## PROVIDED MATERIAL
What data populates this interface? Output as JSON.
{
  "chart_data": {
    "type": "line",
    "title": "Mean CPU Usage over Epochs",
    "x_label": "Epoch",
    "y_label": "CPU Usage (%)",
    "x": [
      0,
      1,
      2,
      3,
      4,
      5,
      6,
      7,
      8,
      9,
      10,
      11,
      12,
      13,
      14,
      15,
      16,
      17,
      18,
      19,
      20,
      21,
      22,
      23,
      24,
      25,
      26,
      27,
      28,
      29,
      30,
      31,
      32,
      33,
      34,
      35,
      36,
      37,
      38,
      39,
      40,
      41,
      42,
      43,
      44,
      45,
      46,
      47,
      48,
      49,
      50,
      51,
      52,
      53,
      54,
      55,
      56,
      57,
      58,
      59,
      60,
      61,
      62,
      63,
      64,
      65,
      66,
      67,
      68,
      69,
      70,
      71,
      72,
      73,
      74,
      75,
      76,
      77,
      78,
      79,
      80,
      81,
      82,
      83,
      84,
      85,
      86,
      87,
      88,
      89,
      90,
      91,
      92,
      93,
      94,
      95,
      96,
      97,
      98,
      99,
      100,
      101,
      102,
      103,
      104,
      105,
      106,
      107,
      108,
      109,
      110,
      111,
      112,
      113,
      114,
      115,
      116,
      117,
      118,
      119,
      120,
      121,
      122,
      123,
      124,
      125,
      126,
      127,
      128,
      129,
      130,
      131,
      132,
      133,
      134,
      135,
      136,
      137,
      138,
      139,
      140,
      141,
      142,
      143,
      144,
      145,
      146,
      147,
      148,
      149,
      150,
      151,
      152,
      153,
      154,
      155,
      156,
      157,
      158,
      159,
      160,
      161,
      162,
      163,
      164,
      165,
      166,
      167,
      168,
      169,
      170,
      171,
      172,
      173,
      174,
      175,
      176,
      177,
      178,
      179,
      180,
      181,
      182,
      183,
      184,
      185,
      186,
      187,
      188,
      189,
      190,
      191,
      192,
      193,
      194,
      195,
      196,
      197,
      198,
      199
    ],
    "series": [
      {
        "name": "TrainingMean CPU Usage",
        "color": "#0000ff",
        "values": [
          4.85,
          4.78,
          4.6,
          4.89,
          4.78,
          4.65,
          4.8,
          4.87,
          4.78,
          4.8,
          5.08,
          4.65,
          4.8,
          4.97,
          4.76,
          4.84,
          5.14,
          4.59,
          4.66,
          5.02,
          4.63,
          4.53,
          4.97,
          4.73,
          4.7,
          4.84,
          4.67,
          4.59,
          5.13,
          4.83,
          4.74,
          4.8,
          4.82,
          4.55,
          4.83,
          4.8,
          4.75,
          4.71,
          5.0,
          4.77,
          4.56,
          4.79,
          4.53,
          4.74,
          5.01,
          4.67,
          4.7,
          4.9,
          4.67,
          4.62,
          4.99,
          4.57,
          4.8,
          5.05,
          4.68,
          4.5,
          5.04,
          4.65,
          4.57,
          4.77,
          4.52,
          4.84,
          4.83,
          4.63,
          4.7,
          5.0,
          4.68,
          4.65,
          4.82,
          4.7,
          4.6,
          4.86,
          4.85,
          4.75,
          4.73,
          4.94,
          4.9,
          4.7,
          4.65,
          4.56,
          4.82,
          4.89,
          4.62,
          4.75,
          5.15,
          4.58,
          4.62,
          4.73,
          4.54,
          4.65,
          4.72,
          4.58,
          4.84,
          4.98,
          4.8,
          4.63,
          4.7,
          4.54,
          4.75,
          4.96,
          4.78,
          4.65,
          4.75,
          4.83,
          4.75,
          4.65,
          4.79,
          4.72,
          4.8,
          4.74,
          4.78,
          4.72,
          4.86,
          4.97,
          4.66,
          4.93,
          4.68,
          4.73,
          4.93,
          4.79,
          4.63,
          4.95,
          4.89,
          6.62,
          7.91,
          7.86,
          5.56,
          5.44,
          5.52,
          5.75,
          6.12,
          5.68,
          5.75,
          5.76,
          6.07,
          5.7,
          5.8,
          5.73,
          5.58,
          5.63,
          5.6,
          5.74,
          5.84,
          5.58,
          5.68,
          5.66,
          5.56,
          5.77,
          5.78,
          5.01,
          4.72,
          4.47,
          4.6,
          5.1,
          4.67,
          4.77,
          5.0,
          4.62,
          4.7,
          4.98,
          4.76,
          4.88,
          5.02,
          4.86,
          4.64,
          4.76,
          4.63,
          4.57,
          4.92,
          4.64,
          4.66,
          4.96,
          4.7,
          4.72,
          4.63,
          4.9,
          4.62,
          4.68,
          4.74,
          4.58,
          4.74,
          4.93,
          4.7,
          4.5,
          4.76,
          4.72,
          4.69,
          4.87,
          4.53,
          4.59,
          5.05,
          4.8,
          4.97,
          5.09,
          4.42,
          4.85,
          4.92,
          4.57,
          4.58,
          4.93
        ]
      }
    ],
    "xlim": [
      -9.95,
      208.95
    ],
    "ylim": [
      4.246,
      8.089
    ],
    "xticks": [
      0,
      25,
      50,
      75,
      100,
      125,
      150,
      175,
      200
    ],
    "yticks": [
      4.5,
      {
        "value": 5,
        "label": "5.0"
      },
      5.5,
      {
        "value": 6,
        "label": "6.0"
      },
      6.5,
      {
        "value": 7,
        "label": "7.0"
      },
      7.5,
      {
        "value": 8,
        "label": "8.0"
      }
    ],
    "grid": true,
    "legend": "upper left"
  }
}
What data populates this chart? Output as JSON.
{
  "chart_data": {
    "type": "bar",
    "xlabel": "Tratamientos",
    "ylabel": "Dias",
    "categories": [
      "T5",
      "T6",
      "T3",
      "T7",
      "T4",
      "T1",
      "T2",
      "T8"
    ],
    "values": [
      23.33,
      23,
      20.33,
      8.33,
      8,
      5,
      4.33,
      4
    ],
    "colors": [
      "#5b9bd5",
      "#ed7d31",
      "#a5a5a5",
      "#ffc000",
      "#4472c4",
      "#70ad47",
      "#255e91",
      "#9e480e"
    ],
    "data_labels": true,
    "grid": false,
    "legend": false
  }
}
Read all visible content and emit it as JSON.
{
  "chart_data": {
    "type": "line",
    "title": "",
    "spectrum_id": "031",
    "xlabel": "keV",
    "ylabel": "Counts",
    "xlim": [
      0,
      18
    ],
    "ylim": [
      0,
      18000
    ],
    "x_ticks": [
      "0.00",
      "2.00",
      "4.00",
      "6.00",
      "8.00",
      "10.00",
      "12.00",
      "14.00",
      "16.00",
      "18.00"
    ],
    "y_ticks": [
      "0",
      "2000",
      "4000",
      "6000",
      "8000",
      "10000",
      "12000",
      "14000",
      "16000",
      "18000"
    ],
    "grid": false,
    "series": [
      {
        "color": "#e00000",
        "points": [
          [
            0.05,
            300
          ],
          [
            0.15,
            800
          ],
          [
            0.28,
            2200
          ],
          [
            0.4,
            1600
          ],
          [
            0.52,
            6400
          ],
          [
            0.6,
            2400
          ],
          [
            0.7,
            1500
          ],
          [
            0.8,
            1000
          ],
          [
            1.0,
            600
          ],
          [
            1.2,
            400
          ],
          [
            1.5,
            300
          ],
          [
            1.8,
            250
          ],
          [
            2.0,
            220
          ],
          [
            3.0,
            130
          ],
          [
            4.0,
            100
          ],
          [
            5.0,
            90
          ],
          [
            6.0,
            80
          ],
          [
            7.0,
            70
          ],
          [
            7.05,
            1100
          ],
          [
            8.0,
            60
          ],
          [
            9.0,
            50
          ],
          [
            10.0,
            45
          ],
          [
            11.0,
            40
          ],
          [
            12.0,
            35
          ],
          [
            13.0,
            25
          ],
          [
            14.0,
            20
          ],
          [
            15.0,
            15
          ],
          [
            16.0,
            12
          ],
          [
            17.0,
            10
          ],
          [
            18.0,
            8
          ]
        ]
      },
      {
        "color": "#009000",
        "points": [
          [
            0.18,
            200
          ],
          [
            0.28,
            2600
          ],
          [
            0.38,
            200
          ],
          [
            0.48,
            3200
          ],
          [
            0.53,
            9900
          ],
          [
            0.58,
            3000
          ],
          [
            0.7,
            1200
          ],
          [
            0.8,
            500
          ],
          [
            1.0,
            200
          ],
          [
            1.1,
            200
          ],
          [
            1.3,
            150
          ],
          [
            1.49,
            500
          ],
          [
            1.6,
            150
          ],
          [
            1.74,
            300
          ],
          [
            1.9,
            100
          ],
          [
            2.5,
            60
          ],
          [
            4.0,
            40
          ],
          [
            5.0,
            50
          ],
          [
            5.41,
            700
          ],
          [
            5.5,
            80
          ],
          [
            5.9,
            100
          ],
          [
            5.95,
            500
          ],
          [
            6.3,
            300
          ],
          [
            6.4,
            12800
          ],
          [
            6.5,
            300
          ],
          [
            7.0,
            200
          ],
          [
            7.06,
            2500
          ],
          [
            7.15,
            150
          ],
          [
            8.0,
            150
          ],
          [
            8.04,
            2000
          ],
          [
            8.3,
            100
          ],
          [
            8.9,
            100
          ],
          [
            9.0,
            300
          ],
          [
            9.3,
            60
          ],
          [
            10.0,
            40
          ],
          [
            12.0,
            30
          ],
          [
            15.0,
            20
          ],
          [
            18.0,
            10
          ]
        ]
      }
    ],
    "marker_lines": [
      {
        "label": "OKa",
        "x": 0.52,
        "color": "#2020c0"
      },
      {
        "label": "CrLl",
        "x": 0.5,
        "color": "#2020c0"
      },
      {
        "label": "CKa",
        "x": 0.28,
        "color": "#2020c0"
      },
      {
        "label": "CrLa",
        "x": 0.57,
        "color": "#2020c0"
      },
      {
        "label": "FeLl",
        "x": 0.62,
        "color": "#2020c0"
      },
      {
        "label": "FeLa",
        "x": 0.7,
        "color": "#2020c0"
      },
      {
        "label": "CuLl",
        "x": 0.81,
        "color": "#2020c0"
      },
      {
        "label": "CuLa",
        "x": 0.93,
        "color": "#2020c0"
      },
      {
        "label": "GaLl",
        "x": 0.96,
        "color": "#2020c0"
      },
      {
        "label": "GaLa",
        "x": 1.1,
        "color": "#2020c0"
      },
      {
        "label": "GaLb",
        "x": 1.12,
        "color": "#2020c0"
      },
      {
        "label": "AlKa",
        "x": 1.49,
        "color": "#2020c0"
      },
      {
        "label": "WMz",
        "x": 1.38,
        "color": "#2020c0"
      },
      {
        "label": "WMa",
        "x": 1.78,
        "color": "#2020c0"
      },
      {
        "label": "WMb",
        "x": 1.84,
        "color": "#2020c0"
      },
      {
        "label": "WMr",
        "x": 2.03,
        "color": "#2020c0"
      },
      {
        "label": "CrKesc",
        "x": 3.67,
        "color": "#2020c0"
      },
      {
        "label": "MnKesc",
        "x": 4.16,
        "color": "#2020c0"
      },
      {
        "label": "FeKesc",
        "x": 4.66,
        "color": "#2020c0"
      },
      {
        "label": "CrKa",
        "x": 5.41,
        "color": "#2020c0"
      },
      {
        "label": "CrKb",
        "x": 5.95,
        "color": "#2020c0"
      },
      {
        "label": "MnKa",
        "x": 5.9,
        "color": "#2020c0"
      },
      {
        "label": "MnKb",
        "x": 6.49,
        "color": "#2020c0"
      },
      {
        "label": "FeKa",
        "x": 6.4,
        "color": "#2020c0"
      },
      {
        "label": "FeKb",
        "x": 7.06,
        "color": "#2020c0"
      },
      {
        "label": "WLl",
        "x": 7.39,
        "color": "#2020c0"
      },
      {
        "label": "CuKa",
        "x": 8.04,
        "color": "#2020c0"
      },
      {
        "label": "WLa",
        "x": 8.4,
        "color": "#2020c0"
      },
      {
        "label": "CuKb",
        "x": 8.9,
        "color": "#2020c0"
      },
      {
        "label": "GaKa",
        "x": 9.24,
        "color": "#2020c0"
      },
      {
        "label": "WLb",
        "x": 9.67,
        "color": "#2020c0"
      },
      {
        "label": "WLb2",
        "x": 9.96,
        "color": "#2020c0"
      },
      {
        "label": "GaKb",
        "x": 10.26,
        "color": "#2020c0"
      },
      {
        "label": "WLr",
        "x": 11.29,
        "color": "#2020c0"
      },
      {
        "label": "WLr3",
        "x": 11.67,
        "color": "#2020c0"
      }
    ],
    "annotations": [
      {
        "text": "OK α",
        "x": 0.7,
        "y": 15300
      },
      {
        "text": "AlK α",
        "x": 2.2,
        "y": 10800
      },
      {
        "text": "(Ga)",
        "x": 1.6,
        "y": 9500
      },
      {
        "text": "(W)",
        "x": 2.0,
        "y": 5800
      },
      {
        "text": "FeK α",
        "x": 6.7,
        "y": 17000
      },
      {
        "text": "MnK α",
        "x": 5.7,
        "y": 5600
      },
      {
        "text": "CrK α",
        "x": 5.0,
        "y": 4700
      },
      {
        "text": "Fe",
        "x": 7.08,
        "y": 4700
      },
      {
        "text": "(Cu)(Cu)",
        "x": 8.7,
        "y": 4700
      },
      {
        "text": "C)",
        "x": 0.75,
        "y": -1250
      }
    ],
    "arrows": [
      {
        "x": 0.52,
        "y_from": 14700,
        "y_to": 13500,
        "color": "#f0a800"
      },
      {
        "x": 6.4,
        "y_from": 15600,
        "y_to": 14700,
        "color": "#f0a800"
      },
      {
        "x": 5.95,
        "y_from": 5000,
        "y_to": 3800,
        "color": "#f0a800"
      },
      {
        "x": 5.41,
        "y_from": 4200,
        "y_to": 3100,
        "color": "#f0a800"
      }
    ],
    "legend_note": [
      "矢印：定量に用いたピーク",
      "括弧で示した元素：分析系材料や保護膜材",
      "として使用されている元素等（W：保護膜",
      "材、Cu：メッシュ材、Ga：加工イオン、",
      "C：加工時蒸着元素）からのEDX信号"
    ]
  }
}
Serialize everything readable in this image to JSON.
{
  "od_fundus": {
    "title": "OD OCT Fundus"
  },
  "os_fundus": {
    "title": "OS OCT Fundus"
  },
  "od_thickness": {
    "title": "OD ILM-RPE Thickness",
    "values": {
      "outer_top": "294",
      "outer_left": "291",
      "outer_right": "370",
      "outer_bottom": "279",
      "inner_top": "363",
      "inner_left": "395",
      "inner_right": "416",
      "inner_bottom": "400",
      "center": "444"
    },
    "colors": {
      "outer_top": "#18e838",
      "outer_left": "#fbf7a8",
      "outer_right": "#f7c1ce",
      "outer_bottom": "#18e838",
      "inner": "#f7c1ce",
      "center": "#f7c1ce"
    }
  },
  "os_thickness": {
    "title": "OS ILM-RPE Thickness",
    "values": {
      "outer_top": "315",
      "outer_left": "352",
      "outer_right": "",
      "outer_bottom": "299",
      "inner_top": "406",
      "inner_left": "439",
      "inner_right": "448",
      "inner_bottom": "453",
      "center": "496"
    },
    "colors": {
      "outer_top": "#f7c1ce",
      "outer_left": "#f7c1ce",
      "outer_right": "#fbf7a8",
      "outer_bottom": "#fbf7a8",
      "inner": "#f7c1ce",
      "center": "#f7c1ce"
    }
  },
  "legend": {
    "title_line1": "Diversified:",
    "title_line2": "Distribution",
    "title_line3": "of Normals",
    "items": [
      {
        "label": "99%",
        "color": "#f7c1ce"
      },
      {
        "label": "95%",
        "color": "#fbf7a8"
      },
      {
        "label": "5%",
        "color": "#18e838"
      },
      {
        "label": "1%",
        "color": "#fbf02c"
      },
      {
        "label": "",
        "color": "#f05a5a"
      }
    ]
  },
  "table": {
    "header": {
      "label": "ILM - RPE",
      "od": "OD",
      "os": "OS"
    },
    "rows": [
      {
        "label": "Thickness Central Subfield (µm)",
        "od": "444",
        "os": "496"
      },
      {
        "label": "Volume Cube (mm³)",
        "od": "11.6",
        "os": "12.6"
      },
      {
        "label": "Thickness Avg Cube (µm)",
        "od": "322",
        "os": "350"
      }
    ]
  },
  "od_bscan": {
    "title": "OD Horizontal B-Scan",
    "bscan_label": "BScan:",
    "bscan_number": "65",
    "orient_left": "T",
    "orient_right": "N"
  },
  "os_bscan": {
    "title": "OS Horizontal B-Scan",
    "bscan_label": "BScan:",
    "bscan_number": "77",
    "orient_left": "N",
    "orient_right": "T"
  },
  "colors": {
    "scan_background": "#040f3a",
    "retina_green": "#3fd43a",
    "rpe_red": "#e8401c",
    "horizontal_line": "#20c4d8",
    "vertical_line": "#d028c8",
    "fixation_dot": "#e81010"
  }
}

## TO BE DONE
From the data above, gather every line that includes the word "center".

## RESULT FOR THIS EXERCISE
      "center": "444"
      "center": "#f7c1ce"
      "center": "496"
      "center": "#f7c1ce"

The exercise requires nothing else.